• _About this task_
Extend the worked example on gypsum reclamation of the Etawah sodic flat, picking up after its final sentence.

====== Selected text ======

Worked example: Etawah, UP sodic flat
ESP 35, target ESP 15, CEC 18 cmol/kg, bulk density 1.4 g/cc, depth 15 cm. Calculator: (35 − 15)/100 × 18 = 3.6 meq/100g; gypsum pure = 3.6 × 0.86 × 1.4 × 15 × 0.1 = 6.5 t/ha. With 80%-pure mined gypsum, actual application = 6.5 ÷ 0.8 = 8.1 t/ha. Cost at ₹2,500/t = ₹20,250/ha for gypsum alone, plus ₹4,000-6,000/ha for the surface drainage channels CSSRI recommends to evacuate the leachate.
The reclamation timeline is 18-30 months: gypsum applied pre-monsoon, leached by monsoon rains + 2-3 supplementary irrigations, ESP drops to ~20 in season 1. A second half-dose in year 2 brings ESP to target. Crops follow this sequence: dhaincha (green manure, sodic-tolerant) in year 1 monsoon → KRL-1-4 / KRL-210 salt-tolerant wheat in year 1 rabi → CSR-30 salt-tolerant basmati in year 2 → normal cropping from year 3. ICAR-CSSRI Karnal's long-term Karnal Saline-Sodic Plot demonstrates economic sustainability: cumulative net gain after 10 years exceeds reclamation cost by ₹2.5-3 lakh/ha at 2024 prices.

====== Information provided ======

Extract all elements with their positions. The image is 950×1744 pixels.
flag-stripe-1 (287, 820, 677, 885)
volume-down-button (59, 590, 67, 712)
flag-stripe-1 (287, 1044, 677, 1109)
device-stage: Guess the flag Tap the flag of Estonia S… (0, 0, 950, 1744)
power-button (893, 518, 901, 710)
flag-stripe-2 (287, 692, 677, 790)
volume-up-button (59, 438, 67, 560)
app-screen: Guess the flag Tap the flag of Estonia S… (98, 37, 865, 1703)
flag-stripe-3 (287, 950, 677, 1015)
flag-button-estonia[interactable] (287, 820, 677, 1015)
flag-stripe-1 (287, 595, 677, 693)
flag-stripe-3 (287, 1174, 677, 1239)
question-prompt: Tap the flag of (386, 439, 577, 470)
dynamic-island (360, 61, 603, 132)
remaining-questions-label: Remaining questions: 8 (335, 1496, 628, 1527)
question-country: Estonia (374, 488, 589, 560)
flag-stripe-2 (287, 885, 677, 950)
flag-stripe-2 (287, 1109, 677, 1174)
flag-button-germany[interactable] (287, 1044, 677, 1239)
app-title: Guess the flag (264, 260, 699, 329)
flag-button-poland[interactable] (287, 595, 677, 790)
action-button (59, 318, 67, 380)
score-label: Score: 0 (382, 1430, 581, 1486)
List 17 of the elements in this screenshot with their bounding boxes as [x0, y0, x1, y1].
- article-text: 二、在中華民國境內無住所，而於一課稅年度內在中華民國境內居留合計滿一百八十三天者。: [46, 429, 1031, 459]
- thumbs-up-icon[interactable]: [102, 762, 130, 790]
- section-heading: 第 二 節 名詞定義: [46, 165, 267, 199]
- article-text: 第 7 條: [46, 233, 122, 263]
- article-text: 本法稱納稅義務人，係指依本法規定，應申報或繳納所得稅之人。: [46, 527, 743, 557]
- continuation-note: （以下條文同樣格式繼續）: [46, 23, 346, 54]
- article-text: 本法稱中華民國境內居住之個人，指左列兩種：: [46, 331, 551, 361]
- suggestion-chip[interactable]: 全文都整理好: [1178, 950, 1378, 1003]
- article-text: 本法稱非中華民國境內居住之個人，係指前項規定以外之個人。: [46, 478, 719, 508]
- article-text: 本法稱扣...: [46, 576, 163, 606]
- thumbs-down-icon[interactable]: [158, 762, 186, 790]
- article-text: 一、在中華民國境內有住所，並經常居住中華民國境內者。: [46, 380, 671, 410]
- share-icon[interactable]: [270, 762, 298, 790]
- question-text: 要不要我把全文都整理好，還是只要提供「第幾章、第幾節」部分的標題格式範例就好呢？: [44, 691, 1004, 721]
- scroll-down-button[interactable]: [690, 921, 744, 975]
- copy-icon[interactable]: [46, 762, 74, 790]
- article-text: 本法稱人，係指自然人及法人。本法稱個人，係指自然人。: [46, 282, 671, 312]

======

• _Exercise output_
Gypsum supply chain in India
India produces 4-5 million tonnes of gypsum annually, dominated by Rajasthan (Bikaner, Nagaur, Jaisalmer, Barmer — Hindustan Zinc / RSMM mines), Gujarat (Kutch — CSMCRI documented major sodic-coast reserves), Tamil Nadu (Nilgiris), and Uttaranchal. Two varieties: mineral gypsum (mined, 70-85% purity, ₹2-3/kg bulk) and by-product gypsum (phospho-gypsum from fertiliser plants, 90-95% purity, often radioactive due to uranium-238 series — restricted use). The Department of Land Resources, MoRD, runs a sodic-land reclamation programme under RKVY-RAFTAAR with partial state-level subsidies on gypsum (up to 75% in UP and Haryana under the Usar Reclamation Programme).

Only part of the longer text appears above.